** Problem **
Look through the data below. Collect every line where the word "produce" occurs.

** Record set **
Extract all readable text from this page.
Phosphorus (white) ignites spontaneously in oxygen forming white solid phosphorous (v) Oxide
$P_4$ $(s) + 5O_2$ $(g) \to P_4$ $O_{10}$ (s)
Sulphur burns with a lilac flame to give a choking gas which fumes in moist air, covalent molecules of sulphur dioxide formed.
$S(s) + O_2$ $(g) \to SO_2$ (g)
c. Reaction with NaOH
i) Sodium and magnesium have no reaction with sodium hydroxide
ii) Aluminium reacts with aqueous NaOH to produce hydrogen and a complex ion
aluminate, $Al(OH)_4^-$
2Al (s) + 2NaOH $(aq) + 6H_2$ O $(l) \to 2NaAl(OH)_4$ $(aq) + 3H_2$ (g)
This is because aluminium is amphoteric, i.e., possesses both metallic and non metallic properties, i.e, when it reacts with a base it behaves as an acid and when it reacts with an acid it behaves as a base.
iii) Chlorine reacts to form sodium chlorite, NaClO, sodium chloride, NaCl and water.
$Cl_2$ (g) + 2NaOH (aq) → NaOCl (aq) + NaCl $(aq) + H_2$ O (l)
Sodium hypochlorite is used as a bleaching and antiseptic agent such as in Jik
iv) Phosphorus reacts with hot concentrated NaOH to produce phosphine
---
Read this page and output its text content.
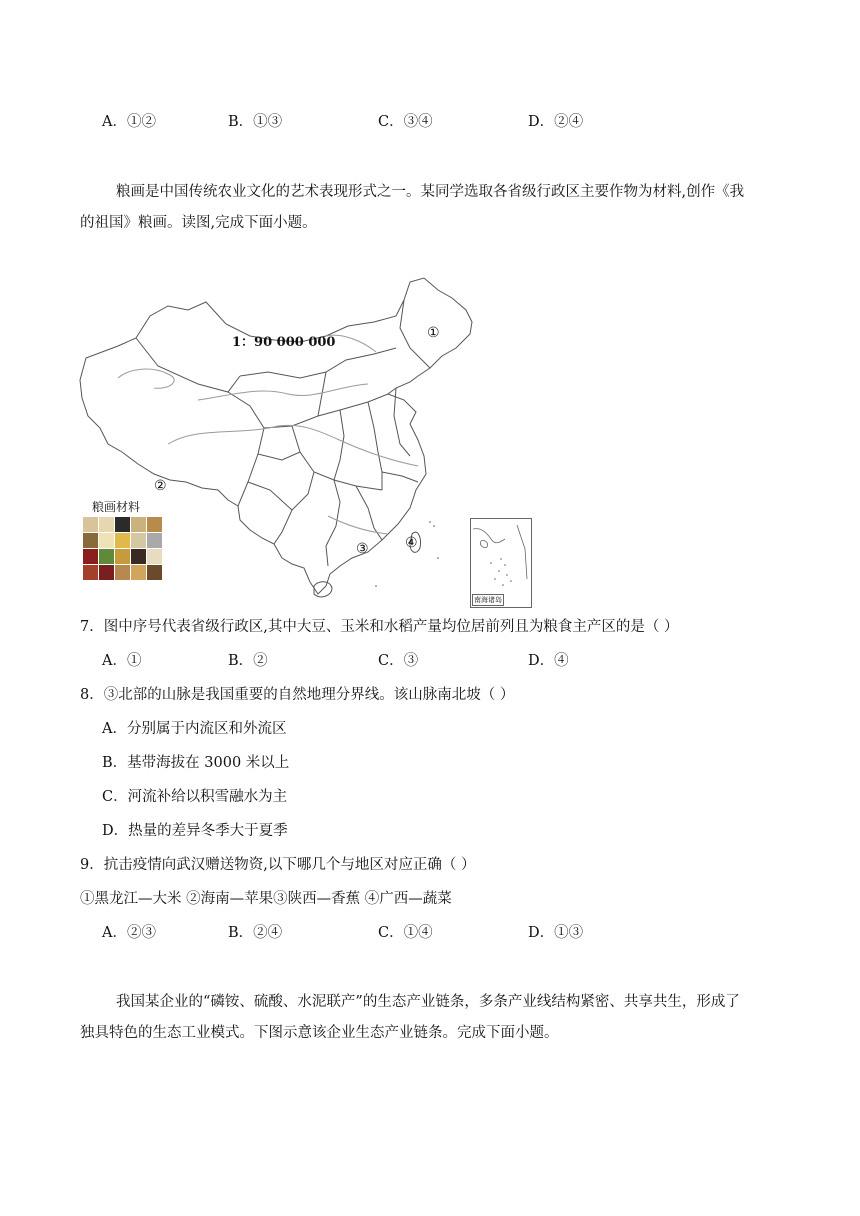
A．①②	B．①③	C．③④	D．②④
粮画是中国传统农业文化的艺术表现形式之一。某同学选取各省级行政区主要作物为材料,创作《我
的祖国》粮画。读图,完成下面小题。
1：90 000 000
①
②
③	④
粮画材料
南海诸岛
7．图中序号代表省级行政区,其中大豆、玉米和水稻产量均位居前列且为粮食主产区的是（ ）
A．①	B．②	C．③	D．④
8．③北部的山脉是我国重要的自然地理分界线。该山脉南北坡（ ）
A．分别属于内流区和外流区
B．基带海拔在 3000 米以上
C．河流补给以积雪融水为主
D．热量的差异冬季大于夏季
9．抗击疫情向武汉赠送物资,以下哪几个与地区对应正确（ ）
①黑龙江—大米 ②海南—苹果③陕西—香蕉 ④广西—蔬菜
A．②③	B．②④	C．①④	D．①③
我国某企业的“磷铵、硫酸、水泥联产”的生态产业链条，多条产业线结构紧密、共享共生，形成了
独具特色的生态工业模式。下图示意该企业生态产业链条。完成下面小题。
...
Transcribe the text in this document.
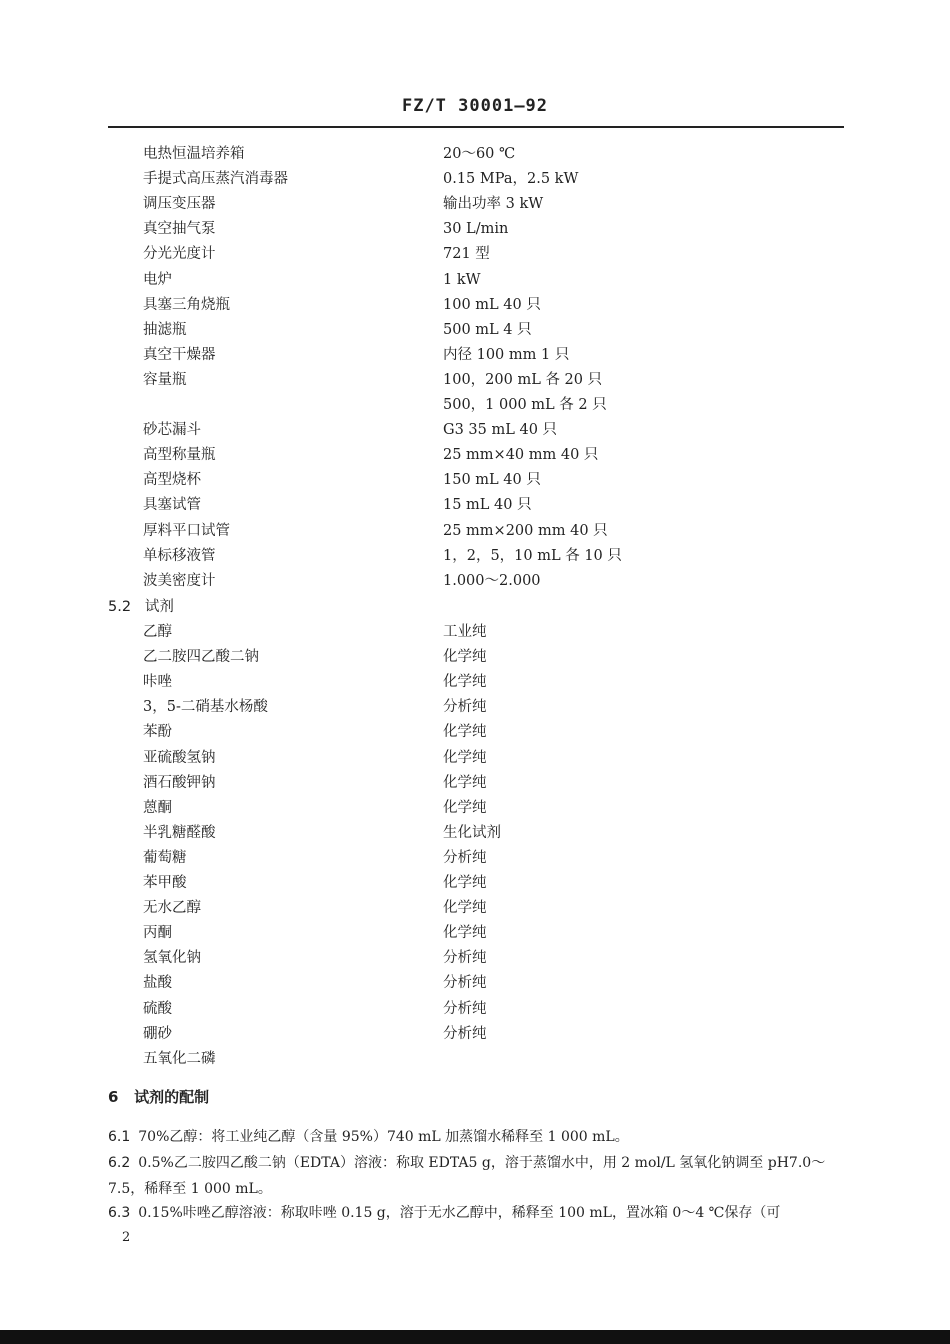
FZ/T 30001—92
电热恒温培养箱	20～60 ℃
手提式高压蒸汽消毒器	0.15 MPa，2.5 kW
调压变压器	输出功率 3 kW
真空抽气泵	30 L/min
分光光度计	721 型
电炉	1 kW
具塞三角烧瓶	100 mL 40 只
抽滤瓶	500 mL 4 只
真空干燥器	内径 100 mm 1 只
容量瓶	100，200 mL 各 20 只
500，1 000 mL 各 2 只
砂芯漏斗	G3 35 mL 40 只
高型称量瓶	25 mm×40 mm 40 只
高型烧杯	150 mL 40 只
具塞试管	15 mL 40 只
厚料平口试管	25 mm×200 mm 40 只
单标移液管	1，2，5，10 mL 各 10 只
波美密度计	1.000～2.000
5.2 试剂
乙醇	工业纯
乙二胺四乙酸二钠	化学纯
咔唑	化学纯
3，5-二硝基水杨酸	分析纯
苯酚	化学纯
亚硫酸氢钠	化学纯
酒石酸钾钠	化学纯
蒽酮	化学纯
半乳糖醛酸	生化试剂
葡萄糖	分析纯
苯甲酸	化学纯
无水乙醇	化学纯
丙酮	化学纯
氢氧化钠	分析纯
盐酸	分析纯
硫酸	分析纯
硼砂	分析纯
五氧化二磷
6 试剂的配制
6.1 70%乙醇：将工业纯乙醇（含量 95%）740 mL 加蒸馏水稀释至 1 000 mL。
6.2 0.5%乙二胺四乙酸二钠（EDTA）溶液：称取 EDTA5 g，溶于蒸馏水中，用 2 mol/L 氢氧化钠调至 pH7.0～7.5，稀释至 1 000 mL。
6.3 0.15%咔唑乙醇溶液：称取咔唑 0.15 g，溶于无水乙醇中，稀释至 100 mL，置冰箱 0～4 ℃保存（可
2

** Task solution **
ii) Aluminium reacts with aqueous NaOH to produce hydrogen and a complex ion
iv) Phosphorus reacts with hot concentrated NaOH to produce phosphine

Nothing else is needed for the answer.